Show every line where "судебном" occurs.

-------------------------

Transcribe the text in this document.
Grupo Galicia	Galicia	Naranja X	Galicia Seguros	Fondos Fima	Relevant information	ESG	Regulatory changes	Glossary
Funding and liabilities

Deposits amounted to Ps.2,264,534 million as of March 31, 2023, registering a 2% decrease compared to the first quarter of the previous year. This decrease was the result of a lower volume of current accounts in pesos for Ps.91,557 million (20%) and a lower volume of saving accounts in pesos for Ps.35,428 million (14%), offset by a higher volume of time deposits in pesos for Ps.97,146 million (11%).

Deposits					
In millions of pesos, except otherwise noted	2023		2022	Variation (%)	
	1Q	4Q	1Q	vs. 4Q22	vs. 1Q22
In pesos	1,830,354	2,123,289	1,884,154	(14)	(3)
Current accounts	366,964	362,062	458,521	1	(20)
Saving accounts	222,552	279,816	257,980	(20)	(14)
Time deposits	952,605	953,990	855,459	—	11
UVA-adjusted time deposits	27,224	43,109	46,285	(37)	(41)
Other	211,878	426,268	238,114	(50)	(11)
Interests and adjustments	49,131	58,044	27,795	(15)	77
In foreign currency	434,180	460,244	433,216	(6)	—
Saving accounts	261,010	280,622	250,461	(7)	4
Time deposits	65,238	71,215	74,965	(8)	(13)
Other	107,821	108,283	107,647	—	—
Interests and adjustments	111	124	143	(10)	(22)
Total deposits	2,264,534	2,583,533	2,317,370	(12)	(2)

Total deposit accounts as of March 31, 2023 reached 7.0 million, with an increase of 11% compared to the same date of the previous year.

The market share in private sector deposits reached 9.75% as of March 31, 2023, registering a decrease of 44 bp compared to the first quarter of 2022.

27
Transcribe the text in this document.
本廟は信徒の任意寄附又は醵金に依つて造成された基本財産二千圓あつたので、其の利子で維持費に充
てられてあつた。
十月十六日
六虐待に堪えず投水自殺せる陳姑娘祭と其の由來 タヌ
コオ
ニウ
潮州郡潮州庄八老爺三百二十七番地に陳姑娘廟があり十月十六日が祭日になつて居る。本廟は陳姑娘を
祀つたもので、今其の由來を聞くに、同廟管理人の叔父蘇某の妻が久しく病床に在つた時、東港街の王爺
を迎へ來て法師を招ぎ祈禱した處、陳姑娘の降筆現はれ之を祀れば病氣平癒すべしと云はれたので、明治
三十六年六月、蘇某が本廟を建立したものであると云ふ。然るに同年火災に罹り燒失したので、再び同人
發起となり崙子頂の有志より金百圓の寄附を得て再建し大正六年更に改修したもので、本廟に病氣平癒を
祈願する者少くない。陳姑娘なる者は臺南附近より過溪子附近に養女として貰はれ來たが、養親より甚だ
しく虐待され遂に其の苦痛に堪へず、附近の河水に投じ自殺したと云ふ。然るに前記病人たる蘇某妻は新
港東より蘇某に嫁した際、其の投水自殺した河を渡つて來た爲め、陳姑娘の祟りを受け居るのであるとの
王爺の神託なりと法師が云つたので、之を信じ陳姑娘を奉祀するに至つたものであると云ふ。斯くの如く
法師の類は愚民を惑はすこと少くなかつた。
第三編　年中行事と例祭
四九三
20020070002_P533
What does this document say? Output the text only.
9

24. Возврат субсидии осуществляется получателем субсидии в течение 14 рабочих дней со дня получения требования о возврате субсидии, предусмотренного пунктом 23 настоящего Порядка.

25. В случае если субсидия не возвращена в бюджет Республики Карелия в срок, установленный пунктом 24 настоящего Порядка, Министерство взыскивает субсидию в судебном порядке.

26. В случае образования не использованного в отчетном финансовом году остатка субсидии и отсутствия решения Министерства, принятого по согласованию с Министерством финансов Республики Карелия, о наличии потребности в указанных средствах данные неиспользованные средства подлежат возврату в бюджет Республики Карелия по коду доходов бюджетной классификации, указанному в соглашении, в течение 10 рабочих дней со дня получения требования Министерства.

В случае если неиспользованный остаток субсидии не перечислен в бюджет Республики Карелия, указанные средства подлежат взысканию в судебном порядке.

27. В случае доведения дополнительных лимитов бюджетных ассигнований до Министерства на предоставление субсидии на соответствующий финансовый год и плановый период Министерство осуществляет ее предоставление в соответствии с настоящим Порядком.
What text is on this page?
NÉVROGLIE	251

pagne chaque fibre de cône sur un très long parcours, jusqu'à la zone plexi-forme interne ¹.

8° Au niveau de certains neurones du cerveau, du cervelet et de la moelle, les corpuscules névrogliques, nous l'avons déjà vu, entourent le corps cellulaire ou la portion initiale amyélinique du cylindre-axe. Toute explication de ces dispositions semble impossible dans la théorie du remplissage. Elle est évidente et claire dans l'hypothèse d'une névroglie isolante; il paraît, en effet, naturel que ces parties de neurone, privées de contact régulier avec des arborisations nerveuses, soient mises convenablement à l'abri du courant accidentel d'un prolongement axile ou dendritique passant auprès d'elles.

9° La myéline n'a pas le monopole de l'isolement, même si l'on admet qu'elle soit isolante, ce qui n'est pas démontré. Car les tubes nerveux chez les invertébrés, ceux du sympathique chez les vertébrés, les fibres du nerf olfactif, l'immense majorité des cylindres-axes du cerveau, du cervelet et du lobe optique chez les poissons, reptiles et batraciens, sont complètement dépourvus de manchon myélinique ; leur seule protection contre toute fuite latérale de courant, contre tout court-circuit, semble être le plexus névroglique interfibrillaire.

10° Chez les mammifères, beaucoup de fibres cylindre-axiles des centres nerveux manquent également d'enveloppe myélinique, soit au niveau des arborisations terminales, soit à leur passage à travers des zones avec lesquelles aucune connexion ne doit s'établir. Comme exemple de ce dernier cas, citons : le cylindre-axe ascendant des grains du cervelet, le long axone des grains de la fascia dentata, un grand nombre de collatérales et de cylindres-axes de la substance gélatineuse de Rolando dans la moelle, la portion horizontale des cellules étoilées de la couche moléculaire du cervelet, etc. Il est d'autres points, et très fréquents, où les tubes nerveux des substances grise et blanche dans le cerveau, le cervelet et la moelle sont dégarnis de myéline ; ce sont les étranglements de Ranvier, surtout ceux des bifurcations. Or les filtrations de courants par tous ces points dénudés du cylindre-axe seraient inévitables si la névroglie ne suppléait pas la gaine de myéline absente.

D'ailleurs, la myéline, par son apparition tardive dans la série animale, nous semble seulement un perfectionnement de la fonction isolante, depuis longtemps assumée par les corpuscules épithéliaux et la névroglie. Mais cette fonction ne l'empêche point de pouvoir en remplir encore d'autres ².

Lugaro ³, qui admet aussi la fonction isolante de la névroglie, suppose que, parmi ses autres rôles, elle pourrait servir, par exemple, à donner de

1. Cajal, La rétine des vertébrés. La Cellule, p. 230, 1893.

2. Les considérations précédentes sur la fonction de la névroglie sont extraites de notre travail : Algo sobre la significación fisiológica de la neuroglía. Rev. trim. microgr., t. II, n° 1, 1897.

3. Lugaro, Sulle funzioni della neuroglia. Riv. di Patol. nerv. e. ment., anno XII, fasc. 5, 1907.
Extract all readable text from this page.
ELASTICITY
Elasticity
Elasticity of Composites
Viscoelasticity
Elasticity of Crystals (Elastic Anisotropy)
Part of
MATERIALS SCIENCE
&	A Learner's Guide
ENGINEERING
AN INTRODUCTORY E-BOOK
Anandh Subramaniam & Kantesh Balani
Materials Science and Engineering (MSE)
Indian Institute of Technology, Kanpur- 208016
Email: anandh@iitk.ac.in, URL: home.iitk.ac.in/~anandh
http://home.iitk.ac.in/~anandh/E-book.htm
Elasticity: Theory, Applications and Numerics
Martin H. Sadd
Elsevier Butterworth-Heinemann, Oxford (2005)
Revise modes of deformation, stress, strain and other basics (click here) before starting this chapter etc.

-------------------------

### Solution to the problem
25. В случае если субсидия не возвращена в бюджет Республики Карелия в срок, установленный пунктом 24 настоящего Порядка, Министерство взыскивает субсидию в судебном порядке.
В случае если неиспользованный остаток субсидии не перечислен в бюджет Республики Карелия, указанные средства подлежат взысканию в судебном порядке.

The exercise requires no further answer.